Your task is to reproduce the material exactly.

===== The records

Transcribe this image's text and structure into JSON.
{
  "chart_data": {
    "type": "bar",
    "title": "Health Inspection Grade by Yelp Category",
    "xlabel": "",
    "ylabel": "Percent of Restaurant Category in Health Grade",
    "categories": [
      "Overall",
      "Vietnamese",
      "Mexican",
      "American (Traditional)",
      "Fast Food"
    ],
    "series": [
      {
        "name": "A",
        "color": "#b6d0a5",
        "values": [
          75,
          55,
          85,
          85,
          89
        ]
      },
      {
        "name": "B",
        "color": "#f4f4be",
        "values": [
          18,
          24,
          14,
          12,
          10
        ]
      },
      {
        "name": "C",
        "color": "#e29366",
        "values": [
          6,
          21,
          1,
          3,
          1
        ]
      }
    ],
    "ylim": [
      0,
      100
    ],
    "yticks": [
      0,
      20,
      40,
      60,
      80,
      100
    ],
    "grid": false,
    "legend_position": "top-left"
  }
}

==========

→ **Complete output**
Transcribe this image's text and structure into JSON.
{
  "chart_data": {
    "type": "bar",
    "title": "Health Inspection Grade by Yelp Category",
    "xlabel": "",
    "ylabel": "Percent of Restaurant Category in Health Grade",
    "categories": [
      "Overall",
      "Vietnamese",
      "Mexican",
      "American (Traditional)",
      "Fast Food"
    ],
    "series": [
      {
        "name": "A",
        "color": "#b6d0a5",
        "values": [
          75,
          55,
          85,
          85,
          89
        ]
      },
      {
        "name": "B",
        "color": "#f4f4be",
        "values": [
          18,
          24,
          14,
          12,
          10
        ]
      },
      {
        "name": "C",
        "color": "#e29366",
        "values": [
          6,
          21,
          1,
          3,
          1
        ]
      }
    ],
    "ylim": [
      0,
      100
    ],
    "yticks": [
      0,
      20,
      40,
      60,
      80,
      100
    ],
    "grid": false,
    "legend_position": "top-left"
  }
}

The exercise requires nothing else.